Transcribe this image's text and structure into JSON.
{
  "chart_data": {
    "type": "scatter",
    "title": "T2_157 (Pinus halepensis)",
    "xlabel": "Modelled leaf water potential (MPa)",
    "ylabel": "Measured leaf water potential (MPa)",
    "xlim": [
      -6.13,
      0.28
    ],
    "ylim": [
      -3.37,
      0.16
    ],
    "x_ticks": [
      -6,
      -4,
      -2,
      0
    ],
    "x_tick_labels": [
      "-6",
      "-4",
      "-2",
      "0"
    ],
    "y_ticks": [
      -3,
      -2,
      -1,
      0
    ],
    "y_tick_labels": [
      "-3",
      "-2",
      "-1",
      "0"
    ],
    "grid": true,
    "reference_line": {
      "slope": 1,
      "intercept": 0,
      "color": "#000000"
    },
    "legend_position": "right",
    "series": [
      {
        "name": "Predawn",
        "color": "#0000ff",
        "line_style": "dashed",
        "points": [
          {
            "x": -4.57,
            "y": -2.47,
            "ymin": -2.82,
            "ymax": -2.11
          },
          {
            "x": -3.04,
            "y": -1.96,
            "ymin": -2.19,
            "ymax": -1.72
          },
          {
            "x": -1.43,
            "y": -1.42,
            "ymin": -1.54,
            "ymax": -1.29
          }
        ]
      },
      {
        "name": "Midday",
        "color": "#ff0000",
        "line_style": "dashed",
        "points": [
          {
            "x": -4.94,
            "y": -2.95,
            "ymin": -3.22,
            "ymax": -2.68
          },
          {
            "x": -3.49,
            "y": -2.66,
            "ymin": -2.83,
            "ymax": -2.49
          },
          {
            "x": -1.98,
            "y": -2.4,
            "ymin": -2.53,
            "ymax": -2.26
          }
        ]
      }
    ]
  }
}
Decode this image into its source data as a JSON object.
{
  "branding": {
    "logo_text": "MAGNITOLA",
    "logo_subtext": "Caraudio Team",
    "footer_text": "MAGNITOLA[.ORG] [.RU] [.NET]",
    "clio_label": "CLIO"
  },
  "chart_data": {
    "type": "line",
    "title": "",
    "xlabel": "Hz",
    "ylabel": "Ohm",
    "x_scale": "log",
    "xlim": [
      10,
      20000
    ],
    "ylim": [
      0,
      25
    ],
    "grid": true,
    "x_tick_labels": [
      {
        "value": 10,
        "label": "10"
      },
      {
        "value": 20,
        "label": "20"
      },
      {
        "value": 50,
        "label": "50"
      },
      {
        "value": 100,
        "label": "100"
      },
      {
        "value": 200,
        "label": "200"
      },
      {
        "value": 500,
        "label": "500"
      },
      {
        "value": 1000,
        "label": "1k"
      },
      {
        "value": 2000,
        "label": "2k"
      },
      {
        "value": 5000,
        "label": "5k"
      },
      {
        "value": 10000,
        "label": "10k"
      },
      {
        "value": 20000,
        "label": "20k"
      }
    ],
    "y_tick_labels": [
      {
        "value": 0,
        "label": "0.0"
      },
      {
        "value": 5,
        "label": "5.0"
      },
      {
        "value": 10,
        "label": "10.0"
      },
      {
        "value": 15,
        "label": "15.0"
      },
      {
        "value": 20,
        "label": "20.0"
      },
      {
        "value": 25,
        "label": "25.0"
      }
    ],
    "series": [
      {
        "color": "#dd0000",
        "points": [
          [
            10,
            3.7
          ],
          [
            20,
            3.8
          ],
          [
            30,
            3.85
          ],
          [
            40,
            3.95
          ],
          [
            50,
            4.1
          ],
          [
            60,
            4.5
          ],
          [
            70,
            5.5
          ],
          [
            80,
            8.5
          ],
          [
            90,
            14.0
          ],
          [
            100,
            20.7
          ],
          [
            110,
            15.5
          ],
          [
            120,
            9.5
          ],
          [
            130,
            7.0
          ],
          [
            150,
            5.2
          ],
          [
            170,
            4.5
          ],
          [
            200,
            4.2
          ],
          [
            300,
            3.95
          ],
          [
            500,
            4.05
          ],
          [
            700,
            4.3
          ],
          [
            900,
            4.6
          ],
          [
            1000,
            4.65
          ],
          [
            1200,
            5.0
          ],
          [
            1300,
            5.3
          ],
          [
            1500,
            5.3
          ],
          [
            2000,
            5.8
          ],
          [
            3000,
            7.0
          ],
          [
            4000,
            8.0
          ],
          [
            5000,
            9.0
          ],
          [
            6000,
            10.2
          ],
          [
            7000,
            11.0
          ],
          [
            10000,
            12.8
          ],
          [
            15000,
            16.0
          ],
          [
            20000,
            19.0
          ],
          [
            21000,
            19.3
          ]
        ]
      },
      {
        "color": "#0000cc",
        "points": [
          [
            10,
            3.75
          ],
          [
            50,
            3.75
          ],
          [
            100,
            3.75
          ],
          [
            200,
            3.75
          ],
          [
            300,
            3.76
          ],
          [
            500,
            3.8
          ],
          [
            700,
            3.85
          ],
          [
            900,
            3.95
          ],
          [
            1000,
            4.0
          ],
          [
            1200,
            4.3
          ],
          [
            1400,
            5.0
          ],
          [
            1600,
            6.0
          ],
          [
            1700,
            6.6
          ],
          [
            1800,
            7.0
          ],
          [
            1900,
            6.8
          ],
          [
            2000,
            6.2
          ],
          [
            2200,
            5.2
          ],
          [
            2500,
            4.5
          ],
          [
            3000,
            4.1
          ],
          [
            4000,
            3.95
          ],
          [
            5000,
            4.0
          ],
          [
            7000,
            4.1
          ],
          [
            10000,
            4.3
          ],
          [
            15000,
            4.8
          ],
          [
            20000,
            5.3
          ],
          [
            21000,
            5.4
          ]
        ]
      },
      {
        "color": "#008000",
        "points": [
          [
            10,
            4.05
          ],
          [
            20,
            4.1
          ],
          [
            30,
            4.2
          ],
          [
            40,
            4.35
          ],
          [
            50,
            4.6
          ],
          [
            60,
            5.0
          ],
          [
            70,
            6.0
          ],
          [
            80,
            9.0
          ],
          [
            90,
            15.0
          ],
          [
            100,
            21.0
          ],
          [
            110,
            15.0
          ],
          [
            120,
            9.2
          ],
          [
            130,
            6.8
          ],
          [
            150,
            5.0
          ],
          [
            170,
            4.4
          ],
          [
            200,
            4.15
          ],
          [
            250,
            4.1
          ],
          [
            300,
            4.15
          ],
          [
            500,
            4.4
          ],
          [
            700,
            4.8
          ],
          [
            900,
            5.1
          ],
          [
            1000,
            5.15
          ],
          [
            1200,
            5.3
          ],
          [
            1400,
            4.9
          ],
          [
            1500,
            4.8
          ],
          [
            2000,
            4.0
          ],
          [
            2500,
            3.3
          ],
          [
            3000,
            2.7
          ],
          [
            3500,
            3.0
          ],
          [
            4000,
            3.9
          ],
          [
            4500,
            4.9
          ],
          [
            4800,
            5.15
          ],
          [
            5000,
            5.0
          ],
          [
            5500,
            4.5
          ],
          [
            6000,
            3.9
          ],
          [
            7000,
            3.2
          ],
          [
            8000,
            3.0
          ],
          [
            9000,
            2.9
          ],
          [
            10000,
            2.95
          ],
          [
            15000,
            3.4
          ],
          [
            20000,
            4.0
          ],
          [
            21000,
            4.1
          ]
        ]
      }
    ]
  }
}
◆ ◆ ◆ ◆
REQUEST:
Write out all the records above again, exactly as they stand.

SOLUTION FOR THIS TASK:
Transcribe this image's text and structure into JSON.
{
  "chart_data": {
    "type": "scatter",
    "title": "T2_157 (Pinus halepensis)",
    "xlabel": "Modelled leaf water potential (MPa)",
    "ylabel": "Measured leaf water potential (MPa)",
    "xlim": [
      -6.13,
      0.28
    ],
    "ylim": [
      -3.37,
      0.16
    ],
    "x_ticks": [
      -6,
      -4,
      -2,
      0
    ],
    "x_tick_labels": [
      "-6",
      "-4",
      "-2",
      "0"
    ],
    "y_ticks": [
      -3,
      -2,
      -1,
      0
    ],
    "y_tick_labels": [
      "-3",
      "-2",
      "-1",
      "0"
    ],
    "grid": true,
    "reference_line": {
      "slope": 1,
      "intercept": 0,
      "color": "#000000"
    },
    "legend_position": "right",
    "series": [
      {
        "name": "Predawn",
        "color": "#0000ff",
        "line_style": "dashed",
        "points": [
          {
            "x": -4.57,
            "y": -2.47,
            "ymin": -2.82,
            "ymax": -2.11
          },
          {
            "x": -3.04,
            "y": -1.96,
            "ymin": -2.19,
            "ymax": -1.72
          },
          {
            "x": -1.43,
            "y": -1.42,
            "ymin": -1.54,
            "ymax": -1.29
          }
        ]
      },
      {
        "name": "Midday",
        "color": "#ff0000",
        "line_style": "dashed",
        "points": [
          {
            "x": -4.94,
            "y": -2.95,
            "ymin": -3.22,
            "ymax": -2.68
          },
          {
            "x": -3.49,
            "y": -2.66,
            "ymin": -2.83,
            "ymax": -2.49
          },
          {
            "x": -1.98,
            "y": -2.4,
            "ymin": -2.53,
            "ymax": -2.26
          }
        ]
      }
    ]
  }
}
Decode this image into its source data as a JSON object.
{
  "branding": {
    "logo_text": "MAGNITOLA",
    "logo_subtext": "Caraudio Team",
    "footer_text": "MAGNITOLA[.ORG] [.RU] [.NET]",
    "clio_label": "CLIO"
  },
  "chart_data": {
    "type": "line",
    "title": "",
    "xlabel": "Hz",
    "ylabel": "Ohm",
    "x_scale": "log",
    "xlim": [
      10,
      20000
    ],
    "ylim": [
      0,
      25
    ],
    "grid": true,
    "x_tick_labels": [
      {
        "value": 10,
        "label": "10"
      },
      {
        "value": 20,
        "label": "20"
      },
      {
        "value": 50,
        "label": "50"
      },
      {
        "value": 100,
        "label": "100"
      },
      {
        "value": 200,
        "label": "200"
      },
      {
        "value": 500,
        "label": "500"
      },
      {
        "value": 1000,
        "label": "1k"
      },
      {
        "value": 2000,
        "label": "2k"
      },
      {
        "value": 5000,
        "label": "5k"
      },
      {
        "value": 10000,
        "label": "10k"
      },
      {
        "value": 20000,
        "label": "20k"
      }
    ],
    "y_tick_labels": [
      {
        "value": 0,
        "label": "0.0"
      },
      {
        "value": 5,
        "label": "5.0"
      },
      {
        "value": 10,
        "label": "10.0"
      },
      {
        "value": 15,
        "label": "15.0"
      },
      {
        "value": 20,
        "label": "20.0"
      },
      {
        "value": 25,
        "label": "25.0"
      }
    ],
    "series": [
      {
        "color": "#dd0000",
        "points": [
          [
            10,
            3.7
          ],
          [
            20,
            3.8
          ],
          [
            30,
            3.85
          ],
          [
            40,
            3.95
          ],
          [
            50,
            4.1
          ],
          [
            60,
            4.5
          ],
          [
            70,
            5.5
          ],
          [
            80,
            8.5
          ],
          [
            90,
            14.0
          ],
          [
            100,
            20.7
          ],
          [
            110,
            15.5
          ],
          [
            120,
            9.5
          ],
          [
            130,
            7.0
          ],
          [
            150,
            5.2
          ],
          [
            170,
            4.5
          ],
          [
            200,
            4.2
          ],
          [
            300,
            3.95
          ],
          [
            500,
            4.05
          ],
          [
            700,
            4.3
          ],
          [
            900,
            4.6
          ],
          [
            1000,
            4.65
          ],
          [
            1200,
            5.0
          ],
          [
            1300,
            5.3
          ],
          [
            1500,
            5.3
          ],
          [
            2000,
            5.8
          ],
          [
            3000,
            7.0
          ],
          [
            4000,
            8.0
          ],
          [
            5000,
            9.0
          ],
          [
            6000,
            10.2
          ],
          [
            7000,
            11.0
          ],
          [
            10000,
            12.8
          ],
          [
            15000,
            16.0
          ],
          [
            20000,
            19.0
          ],
          [
            21000,
            19.3
          ]
        ]
      },
      {
        "color": "#0000cc",
        "points": [
          [
            10,
            3.75
          ],
          [
            50,
            3.75
          ],
          [
            100,
            3.75
          ],
          [
            200,
            3.75
          ],
          [
            300,
            3.76
          ],
          [
            500,
            3.8
          ],
          [
            700,
            3.85
          ],
          [
            900,
            3.95
          ],
          [
            1000,
            4.0
          ],
          [
            1200,
            4.3
          ],
          [
            1400,
            5.0
          ],
          [
            1600,
            6.0
          ],
          [
            1700,
            6.6
          ],
          [
            1800,
            7.0
          ],
          [
            1900,
            6.8
          ],
          [
            2000,
            6.2
          ],
          [
            2200,
            5.2
          ],
          [
            2500,
            4.5
          ],
          [
            3000,
            4.1
          ],
          [
            4000,
            3.95
          ],
          [
            5000,
            4.0
          ],
          [
            7000,
            4.1
          ],
          [
            10000,
            4.3
          ],
          [
            15000,
            4.8
          ],
          [
            20000,
            5.3
          ],
          [
            21000,
            5.4
          ]
        ]
      },
      {
        "color": "#008000",
        "points": [
          [
            10,
            4.05
          ],
          [
            20,
            4.1
          ],
          [
            30,
            4.2
          ],
          [
            40,
            4.35
          ],
          [
            50,
            4.6
          ],
          [
            60,
            5.0
          ],
          [
            70,
            6.0
          ],
          [
            80,
            9.0
          ],
          [
            90,
            15.0
          ],
          [
            100,
            21.0
          ],
          [
            110,
            15.0
          ],
          [
            120,
            9.2
          ],
          [
            130,
            6.8
          ],
          [
            150,
            5.0
          ],
          [
            170,
            4.4
          ],
          [
            200,
            4.15
          ],
          [
            250,
            4.1
          ],
          [
            300,
            4.15
          ],
          [
            500,
            4.4
          ],
          [
            700,
            4.8
          ],
          [
            900,
            5.1
          ],
          [
            1000,
            5.15
          ],
          [
            1200,
            5.3
          ],
          [
            1400,
            4.9
          ],
          [
            1500,
            4.8
          ],
          [
            2000,
            4.0
          ],
          [
            2500,
            3.3
          ],
          [
            3000,
            2.7
          ],
          [
            3500,
            3.0
          ],
          [
            4000,
            3.9
          ],
          [
            4500,
            4.9
          ],
          [
            4800,
            5.15
          ],
          [
            5000,
            5.0
          ],
          [
            5500,
            4.5
          ],
          [
            6000,
            3.9
          ],
          [
            7000,
            3.2
          ],
          [
            8000,
            3.0
          ],
          [
            9000,
            2.9
          ],
          [
            10000,
            2.95
          ],
          [
            15000,
            3.4
          ],
          [
            20000,
            4.0
          ],
          [
            21000,
            4.1
          ]
        ]
      }
    ]
  }
}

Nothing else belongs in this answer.